Extracted information
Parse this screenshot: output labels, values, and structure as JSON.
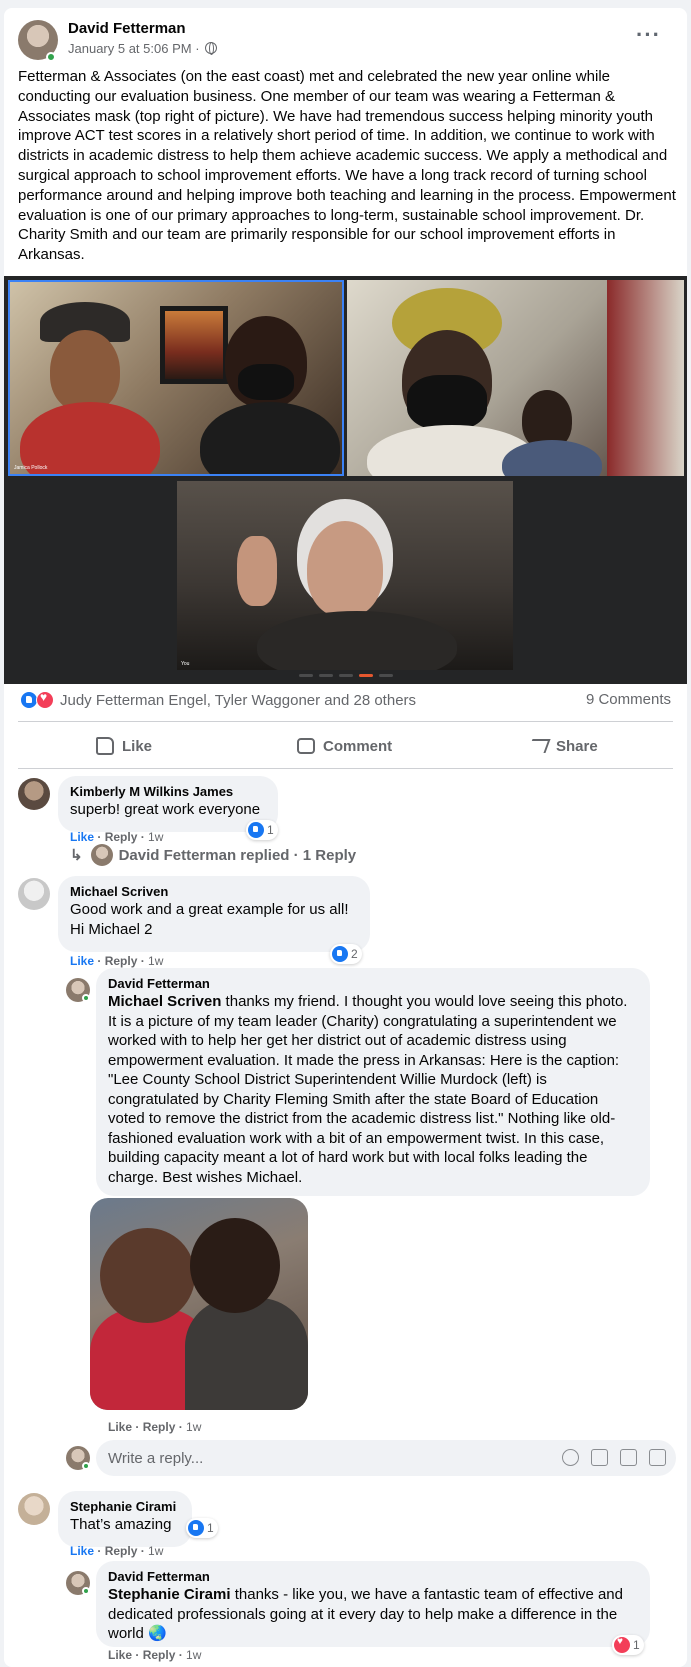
{
  "post": {
    "author": "David Fetterman",
    "timestamp": "January 5 at 5:06 PM",
    "separator": " · ",
    "text": "Fetterman & Associates (on the east coast) met and celebrated the new year online while conducting our evaluation business. One member of our team was wearing a Fetterman & Associates mask (top right of picture). We have had tremendous success helping minority youth improve ACT test scores in a relatively short period of time. In addition, we continue to work with districts in academic distress to help them achieve academic success. We apply a methodical and surgical approach to school improvement efforts. We have a long track record of turning school performance around and helping improve both teaching and learning in the process. Empowerment evaluation is one of our primary approaches to long-term, sustainable school improvement. Dr. Charity Smith and our team are primarily responsible for our school improvement efforts in Arkansas.",
    "video_tiles": [
      {
        "label": "Jamica Pollock"
      },
      {
        "label": ""
      },
      {
        "label": "You"
      }
    ]
  },
  "reactions": {
    "names": "Judy Fetterman Engel, Tyler Waggoner and 28 others",
    "comments_count": "9 Comments"
  },
  "actions": {
    "like": "Like",
    "comment": "Comment",
    "share": "Share"
  },
  "comments": [
    {
      "author": "Kimberly M Wilkins James",
      "text": "superb! great work everyone",
      "reaction_count": "1",
      "like": "Like",
      "reply": "Reply",
      "time": "1w",
      "replies_summary": "David Fetterman replied · 1 Reply"
    },
    {
      "author": "Michael Scriven",
      "text_line1": "Good work and a great example for us all!",
      "text_line2": "Hi Michael 2",
      "reaction_count": "2",
      "like": "Like",
      "reply": "Reply",
      "time": "1w",
      "reply_item": {
        "author": "David Fetterman",
        "tag": "Michael Scriven",
        "text": " thanks my friend. I thought you would love seeing this photo. It is a picture of my team leader (Charity) congratulating a superintendent we worked with to help her get her district out of academic distress using empowerment evaluation. It made the press in Arkansas: Here is the caption: \"Lee County School District Superintendent Willie Murdock (left) is congratulated by Charity Fleming Smith after the state Board of Education voted to remove the district from the academic distress list.\" Nothing like old-fashioned evaluation work with a bit of an empowerment twist. In this case, building capacity meant a lot of hard work but with local folks leading the charge. Best wishes Michael.",
        "like": "Like",
        "reply": "Reply",
        "time": "1w"
      },
      "write_reply_placeholder": "Write a reply..."
    },
    {
      "author": "Stephanie Cirami",
      "text": "That’s amazing",
      "reaction_count": "1",
      "like": "Like",
      "reply": "Reply",
      "time": "1w",
      "reply_item": {
        "author": "David Fetterman",
        "tag": "Stephanie Cirami",
        "text": " thanks - like you, we have a fantastic team of effective and dedicated professionals going at it every day to help make a difference in the world 🌏",
        "reaction_count": "1",
        "like": "Like",
        "reply": "Reply",
        "time": "1w"
      }
    }
  ],
  "icons": [
    "globe-icon",
    "more-icon",
    "like-icon",
    "comment-icon",
    "share-icon",
    "reply-arrow-icon",
    "emoji-icon",
    "camera-icon",
    "gif-icon",
    "sticker-icon"
  ],
  "colors": {
    "accent": "#1877f2",
    "love": "#f33e58",
    "online": "#31a24c",
    "bubble": "#f0f2f5"
  }
}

Problem requirements
Count the lines of the data that contain the string "Stephanie", and reply with that number alone.

Written solution
2